Directions for this task: Print all entries precisely as they are written.

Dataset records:
|---|
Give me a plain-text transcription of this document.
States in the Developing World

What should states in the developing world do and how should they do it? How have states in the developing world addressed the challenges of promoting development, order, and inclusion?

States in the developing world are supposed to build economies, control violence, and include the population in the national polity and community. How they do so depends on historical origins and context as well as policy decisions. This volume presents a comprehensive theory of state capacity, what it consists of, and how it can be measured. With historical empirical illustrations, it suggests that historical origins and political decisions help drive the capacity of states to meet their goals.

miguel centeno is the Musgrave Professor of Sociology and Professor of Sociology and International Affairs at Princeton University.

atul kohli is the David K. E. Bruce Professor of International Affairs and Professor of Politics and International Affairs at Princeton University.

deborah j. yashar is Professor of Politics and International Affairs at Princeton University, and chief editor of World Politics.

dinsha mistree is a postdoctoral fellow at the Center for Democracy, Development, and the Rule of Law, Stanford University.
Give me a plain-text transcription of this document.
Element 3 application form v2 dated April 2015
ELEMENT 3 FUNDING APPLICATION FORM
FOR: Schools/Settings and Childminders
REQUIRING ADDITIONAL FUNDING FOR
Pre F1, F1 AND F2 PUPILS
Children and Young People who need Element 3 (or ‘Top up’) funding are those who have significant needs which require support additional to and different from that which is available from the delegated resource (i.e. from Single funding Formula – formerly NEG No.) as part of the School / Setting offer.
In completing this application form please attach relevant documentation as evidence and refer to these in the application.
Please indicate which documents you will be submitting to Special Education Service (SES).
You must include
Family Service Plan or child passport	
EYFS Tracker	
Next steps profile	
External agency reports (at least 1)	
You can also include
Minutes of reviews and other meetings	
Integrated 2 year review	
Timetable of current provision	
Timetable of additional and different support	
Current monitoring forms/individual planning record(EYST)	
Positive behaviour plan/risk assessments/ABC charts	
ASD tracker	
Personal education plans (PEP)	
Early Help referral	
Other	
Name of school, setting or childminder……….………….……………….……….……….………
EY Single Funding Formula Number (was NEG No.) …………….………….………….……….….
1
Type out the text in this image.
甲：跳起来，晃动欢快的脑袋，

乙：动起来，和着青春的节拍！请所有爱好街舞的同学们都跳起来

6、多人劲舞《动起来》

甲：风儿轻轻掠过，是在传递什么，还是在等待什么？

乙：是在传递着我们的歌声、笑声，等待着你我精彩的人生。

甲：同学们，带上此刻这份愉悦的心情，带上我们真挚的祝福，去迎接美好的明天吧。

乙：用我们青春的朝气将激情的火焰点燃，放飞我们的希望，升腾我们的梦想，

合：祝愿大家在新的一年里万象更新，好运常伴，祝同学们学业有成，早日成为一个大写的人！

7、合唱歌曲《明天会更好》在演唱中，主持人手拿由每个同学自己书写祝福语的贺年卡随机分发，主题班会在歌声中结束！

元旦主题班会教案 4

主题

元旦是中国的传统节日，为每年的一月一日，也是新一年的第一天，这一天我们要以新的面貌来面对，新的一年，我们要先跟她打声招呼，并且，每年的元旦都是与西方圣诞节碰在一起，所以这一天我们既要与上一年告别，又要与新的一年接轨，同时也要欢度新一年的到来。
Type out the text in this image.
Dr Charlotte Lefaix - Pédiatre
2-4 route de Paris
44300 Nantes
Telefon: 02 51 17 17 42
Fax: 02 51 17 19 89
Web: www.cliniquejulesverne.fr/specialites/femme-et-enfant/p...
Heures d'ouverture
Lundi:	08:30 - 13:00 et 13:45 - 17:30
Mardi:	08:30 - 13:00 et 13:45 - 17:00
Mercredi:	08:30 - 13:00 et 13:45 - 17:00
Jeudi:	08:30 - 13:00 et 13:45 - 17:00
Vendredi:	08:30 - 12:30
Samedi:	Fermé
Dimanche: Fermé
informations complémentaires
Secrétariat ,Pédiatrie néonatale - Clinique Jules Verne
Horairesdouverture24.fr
|---|
The output:
Give me a plain-text transcription of this document.
States in the Developing World

What should states in the developing world do and how should they do it? How have states in the developing world addressed the challenges of promoting development, order, and inclusion?

States in the developing world are supposed to build economies, control violence, and include the population in the national polity and community. How they do so depends on historical origins and context as well as policy decisions. This volume presents a comprehensive theory of state capacity, what it consists of, and how it can be measured. With historical empirical illustrations, it suggests that historical origins and political decisions help drive the capacity of states to meet their goals.

miguel centeno is the Musgrave Professor of Sociology and Professor of Sociology and International Affairs at Princeton University.

atul kohli is the David K. E. Bruce Professor of International Affairs and Professor of Politics and International Affairs at Princeton University.

deborah j. yashar is Professor of Politics and International Affairs at Princeton University, and chief editor of World Politics.

dinsha mistree is a postdoctoral fellow at the Center for Democracy, Development, and the Rule of Law, Stanford University.
Give me a plain-text transcription of this document.
Element 3 application form v2 dated April 2015
ELEMENT 3 FUNDING APPLICATION FORM
FOR: Schools/Settings and Childminders
REQUIRING ADDITIONAL FUNDING FOR
Pre F1, F1 AND F2 PUPILS
Children and Young People who need Element 3 (or ‘Top up’) funding are those who have significant needs which require support additional to and different from that which is available from the delegated resource (i.e. from Single funding Formula – formerly NEG No.) as part of the School / Setting offer.
In completing this application form please attach relevant documentation as evidence and refer to these in the application.
Please indicate which documents you will be submitting to Special Education Service (SES).
You must include
Family Service Plan or child passport	
EYFS Tracker	
Next steps profile	
External agency reports (at least 1)	
You can also include
Minutes of reviews and other meetings	
Integrated 2 year review	
Timetable of current provision	
Timetable of additional and different support	
Current monitoring forms/individual planning record(EYST)	
Positive behaviour plan/risk assessments/ABC charts	
ASD tracker	
Personal education plans (PEP)	
Early Help referral	
Other	
Name of school, setting or childminder……….………….……………….……….……….………
EY Single Funding Formula Number (was NEG No.) …………….………….………….……….….
1
Type out the text in this image.
甲：跳起来，晃动欢快的脑袋，

乙：动起来，和着青春的节拍！请所有爱好街舞的同学们都跳起来

6、多人劲舞《动起来》

甲：风儿轻轻掠过，是在传递什么，还是在等待什么？

乙：是在传递着我们的歌声、笑声，等待着你我精彩的人生。

甲：同学们，带上此刻这份愉悦的心情，带上我们真挚的祝福，去迎接美好的明天吧。

乙：用我们青春的朝气将激情的火焰点燃，放飞我们的希望，升腾我们的梦想，

合：祝愿大家在新的一年里万象更新，好运常伴，祝同学们学业有成，早日成为一个大写的人！

7、合唱歌曲《明天会更好》在演唱中，主持人手拿由每个同学自己书写祝福语的贺年卡随机分发，主题班会在歌声中结束！

元旦主题班会教案 4

主题

元旦是中国的传统节日，为每年的一月一日，也是新一年的第一天，这一天我们要以新的面貌来面对，新的一年，我们要先跟她打声招呼，并且，每年的元旦都是与西方圣诞节碰在一起，所以这一天我们既要与上一年告别，又要与新的一年接轨，同时也要欢度新一年的到来。
Type out the text in this image.
Dr Charlotte Lefaix - Pédiatre
2-4 route de Paris
44300 Nantes
Telefon: 02 51 17 17 42
Fax: 02 51 17 19 89
Web: www.cliniquejulesverne.fr/specialites/femme-et-enfant/p...
Heures d'ouverture
Lundi:	08:30 - 13:00 et 13:45 - 17:30
Mardi:	08:30 - 13:00 et 13:45 - 17:00
Mercredi:	08:30 - 13:00 et 13:45 - 17:00
Jeudi:	08:30 - 13:00 et 13:45 - 17:00
Vendredi:	08:30 - 12:30
Samedi:	Fermé
Dimanche: Fermé
informations complémentaires
Secrétariat ,Pédiatrie néonatale - Clinique Jules Verne
Horairesdouverture24.fr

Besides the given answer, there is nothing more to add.